| REQUIRED TASK |
Return the listing below verbatim. Pictures do not belong in the copy.

# START OF STORED ROWS

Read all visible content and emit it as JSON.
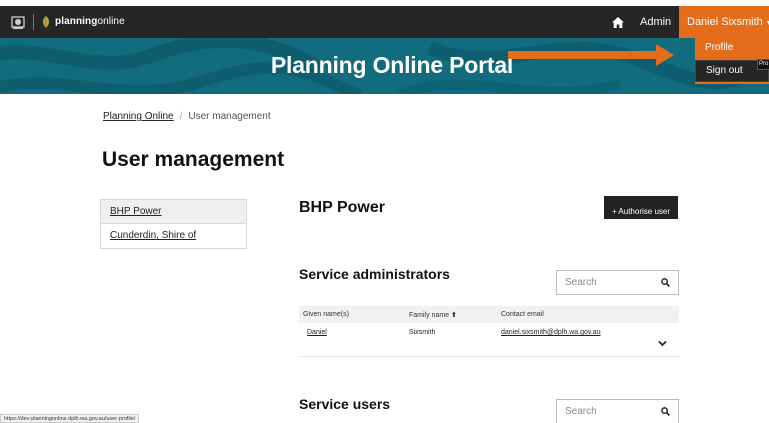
{
  "topbar": {
    "brand_bold": "planning",
    "brand_light": "online",
    "admin_label": "Admin",
    "user_name": "Daniel Sixsmith",
    "user_caret": "▾",
    "home_icon": "home-icon",
    "crest_icon": "wa-crest-icon",
    "logo_icon": "planningonline-logo-icon"
  },
  "banner": {
    "title": "Planning Online Portal",
    "bg_color": "#116c7e"
  },
  "user_menu": {
    "profile_label": "Profile",
    "signout_label": "Sign out",
    "tooltip": "Pro",
    "accent_color": "#e46d1c"
  },
  "breadcrumb": {
    "home": "Planning Online",
    "separator": "/",
    "current": "User management"
  },
  "page_title": "User management",
  "organisations": [
    {
      "label": "BHP Power"
    },
    {
      "label": "Cunderdin, Shire of"
    }
  ],
  "org_title": "BHP Power",
  "authorise_button": "+ Authorise user",
  "admins": {
    "title": "Service administrators",
    "search_placeholder": "Search",
    "columns": {
      "given": "Given name(s)",
      "family": "Family name",
      "email": "Contact email"
    },
    "sort_indicator": "🠕",
    "rows": [
      {
        "given": "Daniel",
        "family": "Sixsmith",
        "email": "daniel.sixsmith@dplh.wa.gov.au"
      }
    ]
  },
  "users": {
    "title": "Service users",
    "search_placeholder": "Search"
  },
  "status_url": "https://dev-planningonline.dplh.wa.gov.au/user-profile/"
}
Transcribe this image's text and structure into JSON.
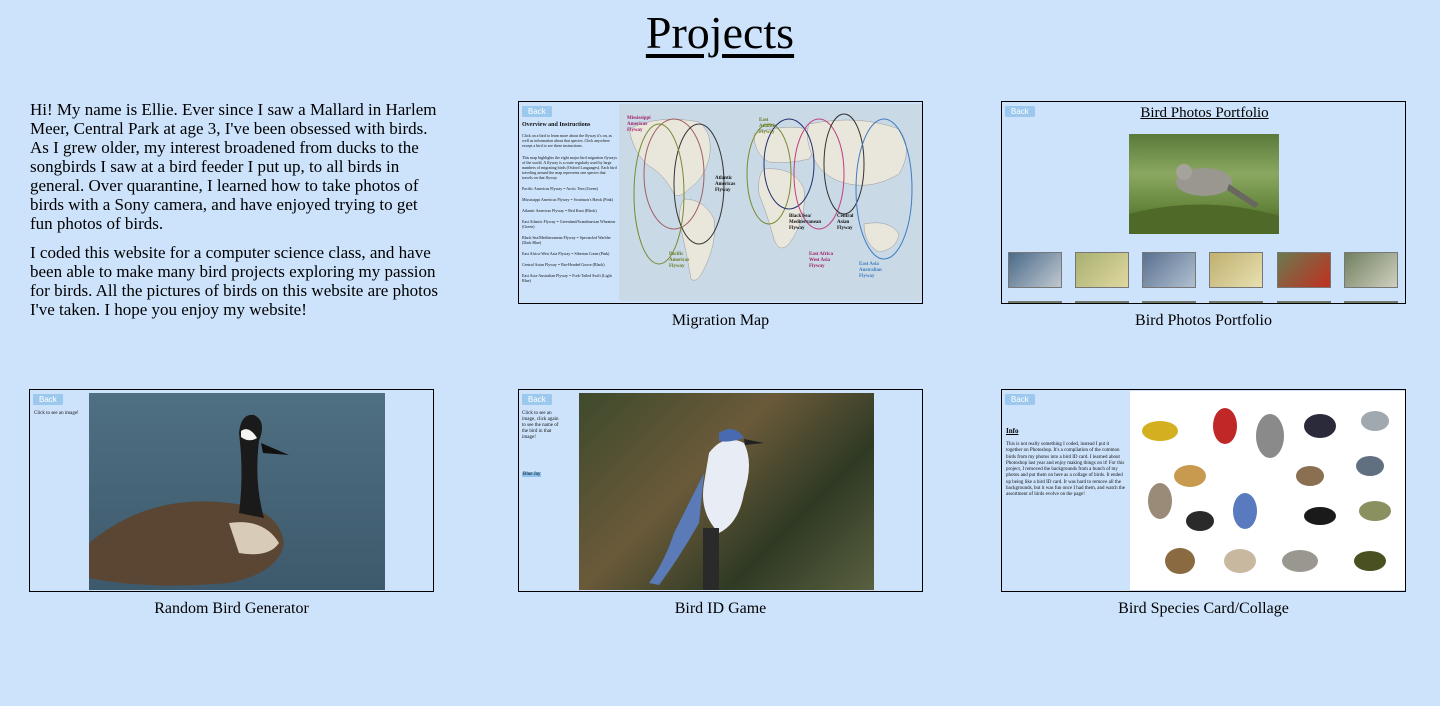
{
  "title": "Projects",
  "intro": {
    "p1": "Hi! My name is Ellie. Ever since I saw a Mallard in Harlem Meer, Central Park at age 3, I've been obsessed with birds. As I grew older, my interest broadened from ducks to the songbirds I saw at a bird feeder I put up, to all birds in general. Over quarantine, I learned how to take photos of birds with a Sony camera, and have enjoyed trying to get fun photos of birds.",
    "p2": "I coded this website for a computer science class, and have been able to make many bird projects exploring my passion for birds. All the pictures of birds on this website are photos I've taken. I hope you enjoy my website!"
  },
  "back_label": "Back",
  "projects": [
    {
      "caption": "Migration Map",
      "panel_title": "Overview and Instructions",
      "panel_text": "Click on a bird to learn more about the flyway it's on, as well as information about that species. Click anywhere except a bird to see these instructions.",
      "panel_text2": "This map highlights the eight major bird migration flyways of the world. A flyway is a route regularly used by large numbers of migrating birds (Oxford Languages). Each bird traveling around the map represents one species that travels on that flyway.",
      "flyways": [
        "Pacific Americas Flyway = Arctic Tern (Green)",
        "Mississippi Americas Flyway = Swainson's Hawk (Pink)",
        "Atlantic Americas Flyway = Red Knot (Black)",
        "East Atlantic Flyway = Greenland/Scandinavian Wheatear (Green)",
        "Black Sea/Mediterranean Flyway = Spectacled Warbler (Dark Blue)",
        "East Africa-West Asia Flyway = Siberian Crane (Pink)",
        "Central Asian Flyway = Bar-Headed Goose (Black)",
        "East Asia-Australian Flyway = Fork-Tailed Swift (Light Blue)"
      ],
      "map_labels": [
        "Mississippi Americas Flyway",
        "East Atlantic Flyway",
        "Atlantic Americas Flyway",
        "Black Sea/ Mediterranean Flyway",
        "Central Asian Flyway",
        "Pacific Americas Flyway",
        "East Africa West Asia Flyway",
        "East Asia Australian Flyway"
      ]
    },
    {
      "caption": "Bird Photos Portfolio",
      "panel_title": "Bird Photos Portfolio"
    },
    {
      "caption": "Random Bird Generator",
      "panel_text": "Click to see an image!"
    },
    {
      "caption": "Bird ID Game",
      "panel_text": "Click to see an image, click again to see the name of the bird in that image!",
      "answer": "Blue Jay"
    },
    {
      "caption": "Bird Species Card/Collage",
      "info_title": "Info",
      "info_text": "This is not really something I coded, instead I put it together on Photoshop. It's a compilation of the common birds from my photos into a bird ID card. I learned about Photoshop last year and enjoy making things on it! For this project, I removed the backgrounds from a bunch of my photos and put them on here as a collage of birds. It ended up being like a bird ID card. It was hard to remove all the backgrounds, but it was fun once I had them, and watch the assortment of birds evolve on the page!"
    }
  ],
  "colors": {
    "background": "#cde3fb",
    "back_button": "#9cc8ee"
  }
}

# END OF STORED ROWS

| ANSWER FOR THIS EXERCISE |
Read all visible content and emit it as JSON.
{
  "topbar": {
    "brand_bold": "planning",
    "brand_light": "online",
    "admin_label": "Admin",
    "user_name": "Daniel Sixsmith",
    "user_caret": "▾",
    "home_icon": "home-icon",
    "crest_icon": "wa-crest-icon",
    "logo_icon": "planningonline-logo-icon"
  },
  "banner": {
    "title": "Planning Online Portal",
    "bg_color": "#116c7e"
  },
  "user_menu": {
    "profile_label": "Profile",
    "signout_label": "Sign out",
    "tooltip": "Pro",
    "accent_color": "#e46d1c"
  },
  "breadcrumb": {
    "home": "Planning Online",
    "separator": "/",
    "current": "User management"
  },
  "page_title": "User management",
  "organisations": [
    {
      "label": "BHP Power"
    },
    {
      "label": "Cunderdin, Shire of"
    }
  ],
  "org_title": "BHP Power",
  "authorise_button": "+ Authorise user",
  "admins": {
    "title": "Service administrators",
    "search_placeholder": "Search",
    "columns": {
      "given": "Given name(s)",
      "family": "Family name",
      "email": "Contact email"
    },
    "sort_indicator": "🠕",
    "rows": [
      {
        "given": "Daniel",
        "family": "Sixsmith",
        "email": "daniel.sixsmith@dplh.wa.gov.au"
      }
    ]
  },
  "users": {
    "title": "Service users",
    "search_placeholder": "Search"
  },
  "status_url": "https://dev-planningonline.dplh.wa.gov.au/user-profile/"
}
Transcribe this image's text and structure into JSON.
{
  "title": "Projects",
  "intro": {
    "p1": "Hi! My name is Ellie. Ever since I saw a Mallard in Harlem Meer, Central Park at age 3, I've been obsessed with birds. As I grew older, my interest broadened from ducks to the songbirds I saw at a bird feeder I put up, to all birds in general. Over quarantine, I learned how to take photos of birds with a Sony camera, and have enjoyed trying to get fun photos of birds.",
    "p2": "I coded this website for a computer science class, and have been able to make many bird projects exploring my passion for birds. All the pictures of birds on this website are photos I've taken. I hope you enjoy my website!"
  },
  "back_label": "Back",
  "projects": [
    {
      "caption": "Migration Map",
      "panel_title": "Overview and Instructions",
      "panel_text": "Click on a bird to learn more about the flyway it's on, as well as information about that species. Click anywhere except a bird to see these instructions.",
      "panel_text2": "This map highlights the eight major bird migration flyways of the world. A flyway is a route regularly used by large numbers of migrating birds (Oxford Languages). Each bird traveling around the map represents one species that travels on that flyway.",
      "flyways": [
        "Pacific Americas Flyway = Arctic Tern (Green)",
        "Mississippi Americas Flyway = Swainson's Hawk (Pink)",
        "Atlantic Americas Flyway = Red Knot (Black)",
        "East Atlantic Flyway = Greenland/Scandinavian Wheatear (Green)",
        "Black Sea/Mediterranean Flyway = Spectacled Warbler (Dark Blue)",
        "East Africa-West Asia Flyway = Siberian Crane (Pink)",
        "Central Asian Flyway = Bar-Headed Goose (Black)",
        "East Asia-Australian Flyway = Fork-Tailed Swift (Light Blue)"
      ],
      "map_labels": [
        "Mississippi Americas Flyway",
        "East Atlantic Flyway",
        "Atlantic Americas Flyway",
        "Black Sea/ Mediterranean Flyway",
        "Central Asian Flyway",
        "Pacific Americas Flyway",
        "East Africa West Asia Flyway",
        "East Asia Australian Flyway"
      ]
    },
    {
      "caption": "Bird Photos Portfolio",
      "panel_title": "Bird Photos Portfolio"
    },
    {
      "caption": "Random Bird Generator",
      "panel_text": "Click to see an image!"
    },
    {
      "caption": "Bird ID Game",
      "panel_text": "Click to see an image, click again to see the name of the bird in that image!",
      "answer": "Blue Jay"
    },
    {
      "caption": "Bird Species Card/Collage",
      "info_title": "Info",
      "info_text": "This is not really something I coded, instead I put it together on Photoshop. It's a compilation of the common birds from my photos into a bird ID card. I learned about Photoshop last year and enjoy making things on it! For this project, I removed the backgrounds from a bunch of my photos and put them on here as a collage of birds. It ended up being like a bird ID card. It was hard to remove all the backgrounds, but it was fun once I had them, and watch the assortment of birds evolve on the page!"
    }
  ],
  "colors": {
    "background": "#cde3fb",
    "back_button": "#9cc8ee"
  }
}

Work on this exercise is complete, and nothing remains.